Stated task
Spot each line in the records below where the word "pick" occurs, then copy it.

Material for this task
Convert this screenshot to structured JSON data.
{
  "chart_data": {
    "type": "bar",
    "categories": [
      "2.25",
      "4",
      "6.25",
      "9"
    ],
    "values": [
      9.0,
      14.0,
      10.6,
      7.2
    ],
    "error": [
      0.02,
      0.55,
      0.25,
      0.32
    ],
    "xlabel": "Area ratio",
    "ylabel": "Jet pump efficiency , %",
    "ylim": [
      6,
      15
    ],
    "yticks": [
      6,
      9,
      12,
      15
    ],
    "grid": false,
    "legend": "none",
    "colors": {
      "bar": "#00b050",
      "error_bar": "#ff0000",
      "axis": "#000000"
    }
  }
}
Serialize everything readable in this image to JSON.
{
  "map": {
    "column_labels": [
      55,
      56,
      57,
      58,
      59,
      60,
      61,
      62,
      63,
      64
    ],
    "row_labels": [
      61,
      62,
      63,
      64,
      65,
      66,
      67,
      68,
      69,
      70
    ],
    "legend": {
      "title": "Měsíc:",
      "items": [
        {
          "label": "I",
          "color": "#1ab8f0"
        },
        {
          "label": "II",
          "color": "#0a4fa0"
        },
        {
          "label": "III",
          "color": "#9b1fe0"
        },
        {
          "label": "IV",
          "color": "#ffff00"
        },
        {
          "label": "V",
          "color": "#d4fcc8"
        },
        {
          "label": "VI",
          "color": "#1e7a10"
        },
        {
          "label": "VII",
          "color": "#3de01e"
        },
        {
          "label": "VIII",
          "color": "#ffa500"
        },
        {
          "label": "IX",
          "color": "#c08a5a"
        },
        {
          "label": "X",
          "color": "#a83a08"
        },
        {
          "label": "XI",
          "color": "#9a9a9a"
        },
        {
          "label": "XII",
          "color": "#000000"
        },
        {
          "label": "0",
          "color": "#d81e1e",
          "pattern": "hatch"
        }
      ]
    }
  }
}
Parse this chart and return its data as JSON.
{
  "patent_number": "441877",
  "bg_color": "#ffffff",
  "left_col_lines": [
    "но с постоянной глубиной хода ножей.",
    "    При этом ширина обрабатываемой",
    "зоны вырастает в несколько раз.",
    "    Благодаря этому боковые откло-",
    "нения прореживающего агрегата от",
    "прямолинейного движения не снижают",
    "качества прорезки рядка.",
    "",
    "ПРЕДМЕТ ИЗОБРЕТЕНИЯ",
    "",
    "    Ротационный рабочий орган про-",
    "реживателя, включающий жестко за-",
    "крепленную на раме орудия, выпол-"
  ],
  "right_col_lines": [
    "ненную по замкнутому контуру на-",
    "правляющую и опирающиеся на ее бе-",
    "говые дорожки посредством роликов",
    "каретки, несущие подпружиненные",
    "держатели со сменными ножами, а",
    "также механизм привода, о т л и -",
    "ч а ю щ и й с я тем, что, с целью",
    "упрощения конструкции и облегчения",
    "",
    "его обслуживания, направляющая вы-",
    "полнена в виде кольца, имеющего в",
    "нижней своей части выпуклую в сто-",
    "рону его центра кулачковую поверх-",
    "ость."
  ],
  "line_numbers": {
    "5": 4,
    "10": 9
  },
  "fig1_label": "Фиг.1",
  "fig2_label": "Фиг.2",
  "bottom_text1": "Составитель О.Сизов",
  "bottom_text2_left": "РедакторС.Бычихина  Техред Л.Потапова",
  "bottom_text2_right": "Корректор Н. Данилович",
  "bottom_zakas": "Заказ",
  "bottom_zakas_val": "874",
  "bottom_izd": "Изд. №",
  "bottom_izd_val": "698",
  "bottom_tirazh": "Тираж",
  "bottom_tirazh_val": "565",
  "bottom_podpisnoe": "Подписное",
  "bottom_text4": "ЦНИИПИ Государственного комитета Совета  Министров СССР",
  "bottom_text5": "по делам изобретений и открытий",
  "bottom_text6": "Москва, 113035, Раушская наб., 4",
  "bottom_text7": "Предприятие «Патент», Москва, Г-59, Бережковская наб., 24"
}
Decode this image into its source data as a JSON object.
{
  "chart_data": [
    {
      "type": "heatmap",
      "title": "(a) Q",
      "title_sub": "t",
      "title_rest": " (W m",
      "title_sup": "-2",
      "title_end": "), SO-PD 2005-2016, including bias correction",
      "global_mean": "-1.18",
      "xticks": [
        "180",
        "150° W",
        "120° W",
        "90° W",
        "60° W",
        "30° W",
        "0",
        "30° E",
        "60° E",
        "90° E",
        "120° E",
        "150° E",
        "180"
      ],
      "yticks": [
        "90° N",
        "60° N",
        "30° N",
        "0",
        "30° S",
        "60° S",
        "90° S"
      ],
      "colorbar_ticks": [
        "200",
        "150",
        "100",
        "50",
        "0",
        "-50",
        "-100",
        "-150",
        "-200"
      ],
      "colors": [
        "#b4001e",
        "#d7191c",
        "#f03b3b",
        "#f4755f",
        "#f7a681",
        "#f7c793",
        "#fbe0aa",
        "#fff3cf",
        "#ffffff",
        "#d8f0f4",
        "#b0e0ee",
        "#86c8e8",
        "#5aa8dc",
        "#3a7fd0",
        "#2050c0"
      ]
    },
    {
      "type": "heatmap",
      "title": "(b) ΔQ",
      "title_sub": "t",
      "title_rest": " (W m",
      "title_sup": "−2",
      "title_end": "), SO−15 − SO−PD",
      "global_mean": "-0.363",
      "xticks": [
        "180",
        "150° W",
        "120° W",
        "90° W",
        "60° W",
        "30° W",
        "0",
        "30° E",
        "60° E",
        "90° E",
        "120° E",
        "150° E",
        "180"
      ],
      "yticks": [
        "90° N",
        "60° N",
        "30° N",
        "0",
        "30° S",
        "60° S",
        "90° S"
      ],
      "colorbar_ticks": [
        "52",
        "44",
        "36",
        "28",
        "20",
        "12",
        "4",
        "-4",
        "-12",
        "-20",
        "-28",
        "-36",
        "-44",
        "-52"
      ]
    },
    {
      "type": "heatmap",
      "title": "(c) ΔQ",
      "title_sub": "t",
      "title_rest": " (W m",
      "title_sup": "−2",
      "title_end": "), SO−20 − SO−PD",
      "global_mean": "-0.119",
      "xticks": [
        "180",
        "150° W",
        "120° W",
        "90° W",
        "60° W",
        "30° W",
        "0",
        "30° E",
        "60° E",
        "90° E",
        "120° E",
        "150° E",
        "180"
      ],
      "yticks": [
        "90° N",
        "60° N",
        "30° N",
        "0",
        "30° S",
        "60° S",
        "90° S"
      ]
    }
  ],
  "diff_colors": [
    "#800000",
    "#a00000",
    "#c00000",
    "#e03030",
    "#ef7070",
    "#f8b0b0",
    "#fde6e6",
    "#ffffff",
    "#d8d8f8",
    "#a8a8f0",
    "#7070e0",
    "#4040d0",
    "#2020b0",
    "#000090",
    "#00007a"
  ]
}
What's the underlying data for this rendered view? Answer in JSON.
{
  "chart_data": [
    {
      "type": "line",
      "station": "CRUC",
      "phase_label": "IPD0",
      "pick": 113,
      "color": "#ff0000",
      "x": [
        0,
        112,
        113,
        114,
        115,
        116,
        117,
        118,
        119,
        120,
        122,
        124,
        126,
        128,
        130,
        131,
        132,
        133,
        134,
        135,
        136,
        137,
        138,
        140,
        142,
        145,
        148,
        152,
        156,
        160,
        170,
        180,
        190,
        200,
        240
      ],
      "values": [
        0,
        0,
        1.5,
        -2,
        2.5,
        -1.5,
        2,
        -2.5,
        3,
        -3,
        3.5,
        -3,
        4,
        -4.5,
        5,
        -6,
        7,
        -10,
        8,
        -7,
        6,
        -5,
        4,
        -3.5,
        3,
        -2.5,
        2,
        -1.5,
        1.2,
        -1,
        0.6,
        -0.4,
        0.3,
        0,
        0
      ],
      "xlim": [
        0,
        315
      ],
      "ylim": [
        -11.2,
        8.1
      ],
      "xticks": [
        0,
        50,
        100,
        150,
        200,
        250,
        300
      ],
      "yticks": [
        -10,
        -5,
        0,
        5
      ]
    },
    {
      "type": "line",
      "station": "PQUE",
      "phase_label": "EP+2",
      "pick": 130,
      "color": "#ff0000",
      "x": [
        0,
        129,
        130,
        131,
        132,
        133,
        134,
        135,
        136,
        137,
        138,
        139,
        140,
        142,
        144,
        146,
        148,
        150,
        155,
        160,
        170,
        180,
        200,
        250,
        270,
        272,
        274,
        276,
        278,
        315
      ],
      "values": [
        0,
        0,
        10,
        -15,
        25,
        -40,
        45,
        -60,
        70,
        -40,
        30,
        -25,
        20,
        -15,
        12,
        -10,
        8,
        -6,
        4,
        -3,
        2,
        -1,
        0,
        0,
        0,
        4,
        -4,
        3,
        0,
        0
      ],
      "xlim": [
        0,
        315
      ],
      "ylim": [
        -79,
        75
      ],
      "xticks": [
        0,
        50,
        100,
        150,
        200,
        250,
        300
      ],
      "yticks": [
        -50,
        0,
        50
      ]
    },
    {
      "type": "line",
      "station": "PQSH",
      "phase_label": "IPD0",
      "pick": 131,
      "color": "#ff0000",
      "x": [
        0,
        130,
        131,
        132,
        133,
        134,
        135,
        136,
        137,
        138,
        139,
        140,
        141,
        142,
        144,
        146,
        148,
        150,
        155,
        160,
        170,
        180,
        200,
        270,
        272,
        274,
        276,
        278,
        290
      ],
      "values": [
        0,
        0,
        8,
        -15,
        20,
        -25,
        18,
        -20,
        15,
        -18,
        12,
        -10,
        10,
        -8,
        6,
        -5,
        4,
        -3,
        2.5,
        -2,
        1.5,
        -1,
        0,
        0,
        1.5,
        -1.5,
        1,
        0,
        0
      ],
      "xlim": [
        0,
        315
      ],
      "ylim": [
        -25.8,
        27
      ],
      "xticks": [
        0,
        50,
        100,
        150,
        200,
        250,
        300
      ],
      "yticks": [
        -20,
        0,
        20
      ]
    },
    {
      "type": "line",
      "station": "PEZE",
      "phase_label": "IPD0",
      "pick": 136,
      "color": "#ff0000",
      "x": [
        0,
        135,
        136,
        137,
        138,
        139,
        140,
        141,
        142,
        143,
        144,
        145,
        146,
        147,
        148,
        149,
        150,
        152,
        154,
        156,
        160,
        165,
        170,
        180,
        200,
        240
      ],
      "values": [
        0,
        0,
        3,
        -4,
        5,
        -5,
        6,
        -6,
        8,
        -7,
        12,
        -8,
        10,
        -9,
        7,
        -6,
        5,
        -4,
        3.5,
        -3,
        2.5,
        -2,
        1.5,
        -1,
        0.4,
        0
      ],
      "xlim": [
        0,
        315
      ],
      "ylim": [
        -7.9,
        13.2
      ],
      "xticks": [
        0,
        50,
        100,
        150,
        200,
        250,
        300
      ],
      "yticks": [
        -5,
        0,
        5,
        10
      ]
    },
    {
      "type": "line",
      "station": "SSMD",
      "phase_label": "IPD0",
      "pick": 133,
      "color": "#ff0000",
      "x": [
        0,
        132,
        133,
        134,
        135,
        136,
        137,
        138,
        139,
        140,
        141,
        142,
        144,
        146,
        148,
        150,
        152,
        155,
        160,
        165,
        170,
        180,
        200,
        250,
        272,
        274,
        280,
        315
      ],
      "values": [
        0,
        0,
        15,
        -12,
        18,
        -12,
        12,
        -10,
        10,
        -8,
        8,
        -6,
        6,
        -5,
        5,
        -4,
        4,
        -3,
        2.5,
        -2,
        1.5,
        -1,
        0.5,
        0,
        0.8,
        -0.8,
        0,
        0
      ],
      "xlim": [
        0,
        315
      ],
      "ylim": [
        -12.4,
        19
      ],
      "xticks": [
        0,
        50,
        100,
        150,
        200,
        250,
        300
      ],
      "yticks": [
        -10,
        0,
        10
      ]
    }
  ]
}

Result of this exercise
      "pick": 113,
      "pick": 130,
      "pick": 131,
      "pick": 136,
      "pick": 133,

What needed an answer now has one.